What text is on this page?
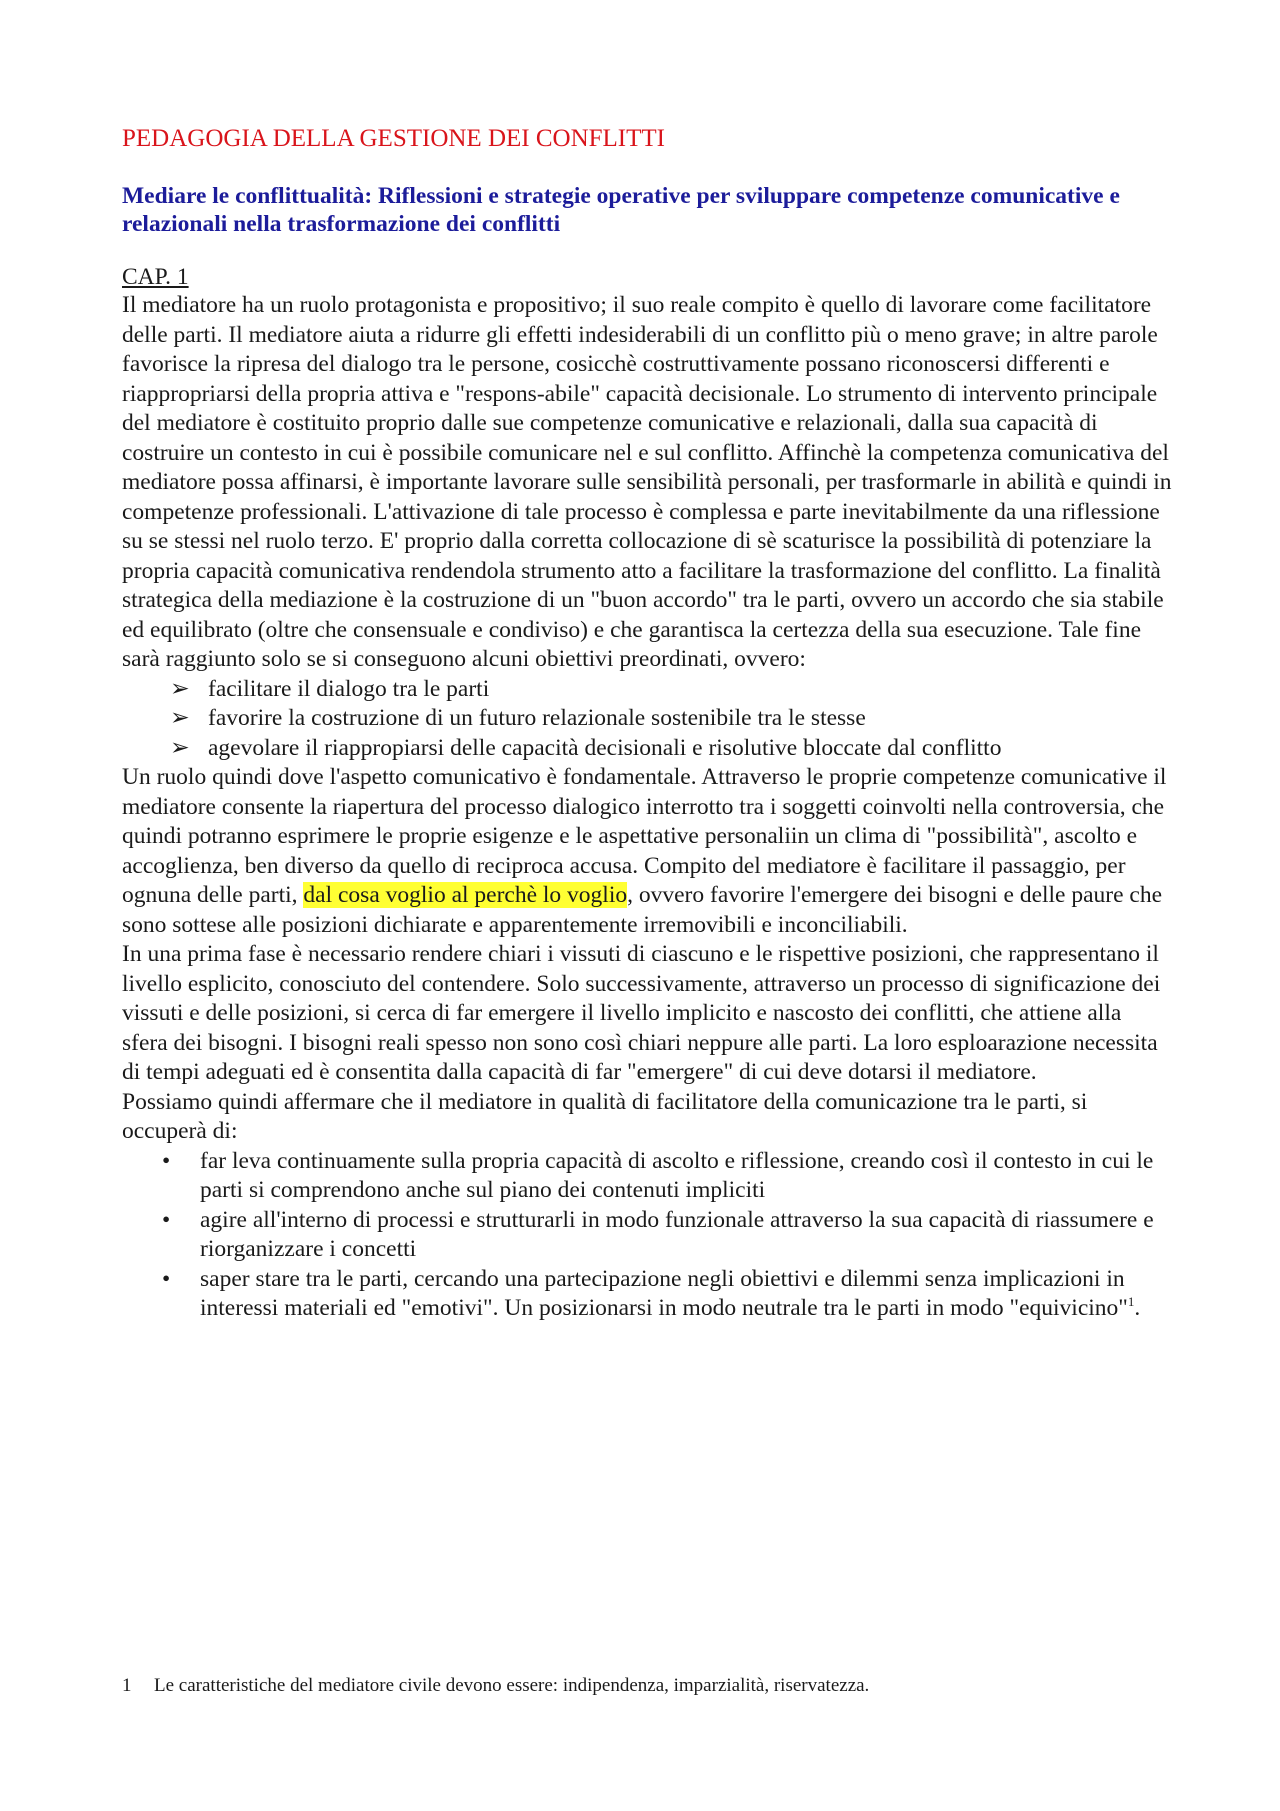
PEDAGOGIA DELLA GESTIONE DEI CONFLITTI

Mediare le conflittualità: Riflessioni e strategie operative per sviluppare competenze comunicative e relazionali nella trasformazione dei conflitti

CAP. 1

Il mediatore ha un ruolo protagonista e propositivo; il suo reale compito è quello di lavorare come facilitatore delle parti. Il mediatore aiuta a ridurre gli effetti indesiderabili di un conflitto più o meno grave; in altre parole favorisce la ripresa del dialogo tra le persone, cosicchè costruttivamente possano riconoscersi differenti e riappropriarsi della propria attiva e "respons-abile" capacità decisionale. Lo strumento di intervento principale del mediatore è costituito proprio dalle sue competenze comunicative e relazionali, dalla sua capacità di costruire un contesto in cui è possibile comunicare nel e sul conflitto. Affinchè la competenza comunicativa del mediatore possa affinarsi, è importante lavorare sulle sensibilità personali, per trasformarle in abilità e quindi in competenze professionali. L'attivazione di tale processo è complessa e parte inevitabilmente da una riflessione su se stessi nel ruolo terzo. E' proprio dalla corretta collocazione di sè scaturisce la possibilità di potenziare la propria capacità comunicativa rendendola strumento atto a facilitare la trasformazione del conflitto. La finalità strategica della mediazione è la costruzione di un "buon accordo" tra le parti, ovvero un accordo che sia stabile ed equilibrato (oltre che consensuale e condiviso) e che garantisca la certezza della sua esecuzione. Tale fine sarà raggiunto solo se si conseguono alcuni obiettivi preordinati, ovvero:

➢ facilitare il dialogo tra le parti
➢ favorire la costruzione di un futuro relazionale sostenibile tra le stesse
➢ agevolare il riappropiarsi delle capacità decisionali e risolutive bloccate dal conflitto

Un ruolo quindi dove l'aspetto comunicativo è fondamentale. Attraverso le proprie competenze comunicative il mediatore consente la riapertura del processo dialogico interrotto tra i soggetti coinvolti nella controversia, che quindi potranno esprimere le proprie esigenze e le aspettative personaliin un clima di "possibilità", ascolto e accoglienza, ben diverso da quello di reciproca accusa. Compito del mediatore è facilitare il passaggio, per ognuna delle parti, dal cosa voglio al perchè lo voglio, ovvero favorire l'emergere dei bisogni e delle paure che sono sottese alle posizioni dichiarate e apparentemente irremovibili e inconciliabili.

In una prima fase è necessario rendere chiari i vissuti di ciascuno e le rispettive posizioni, che rappresentano il livello esplicito, conosciuto del contendere. Solo successivamente, attraverso un processo di significazione dei vissuti e delle posizioni, si cerca di far emergere il livello implicito e nascosto dei conflitti, che attiene alla sfera dei bisogni. I bisogni reali spesso non sono così chiari neppure alle parti. La loro esploarazione necessita di tempi adeguati ed è consentita dalla capacità di far "emergere" di cui deve dotarsi il mediatore.

Possiamo quindi affermare che il mediatore in qualità di facilitatore della comunicazione tra le parti, si occuperà di:

• far leva continuamente sulla propria capacità di ascolto e riflessione, creando così il contesto in cui le parti si comprendono anche sul piano dei contenuti impliciti
• agire all'interno di processi e strutturarli in modo funzionale attraverso la sua capacità di riassumere e riorganizzare i concetti
• saper stare tra le parti, cercando una partecipazione negli obiettivi e dilemmi senza implicazioni in interessi materiali ed "emotivi". Un posizionarsi in modo neutrale tra le parti in modo "equivicino"$^1$.
1 Le caratteristiche del mediatore civile devono essere: indipendenza, imparzialità, riservatezza.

- [Written problem]
Identify the lines above with the word "modo". Copy them.

- [Exercise answer]
• agire all'interno di processi e strutturarli in modo funzionale attraverso la sua capacità di riassumere e riorganizzare i concetti
• saper stare tra le parti, cercando una partecipazione negli obiettivi e dilemmi senza implicazioni in interessi materiali ed "emotivi". Un posizionarsi in modo neutrale tra le parti in modo "equivicino"$^1$.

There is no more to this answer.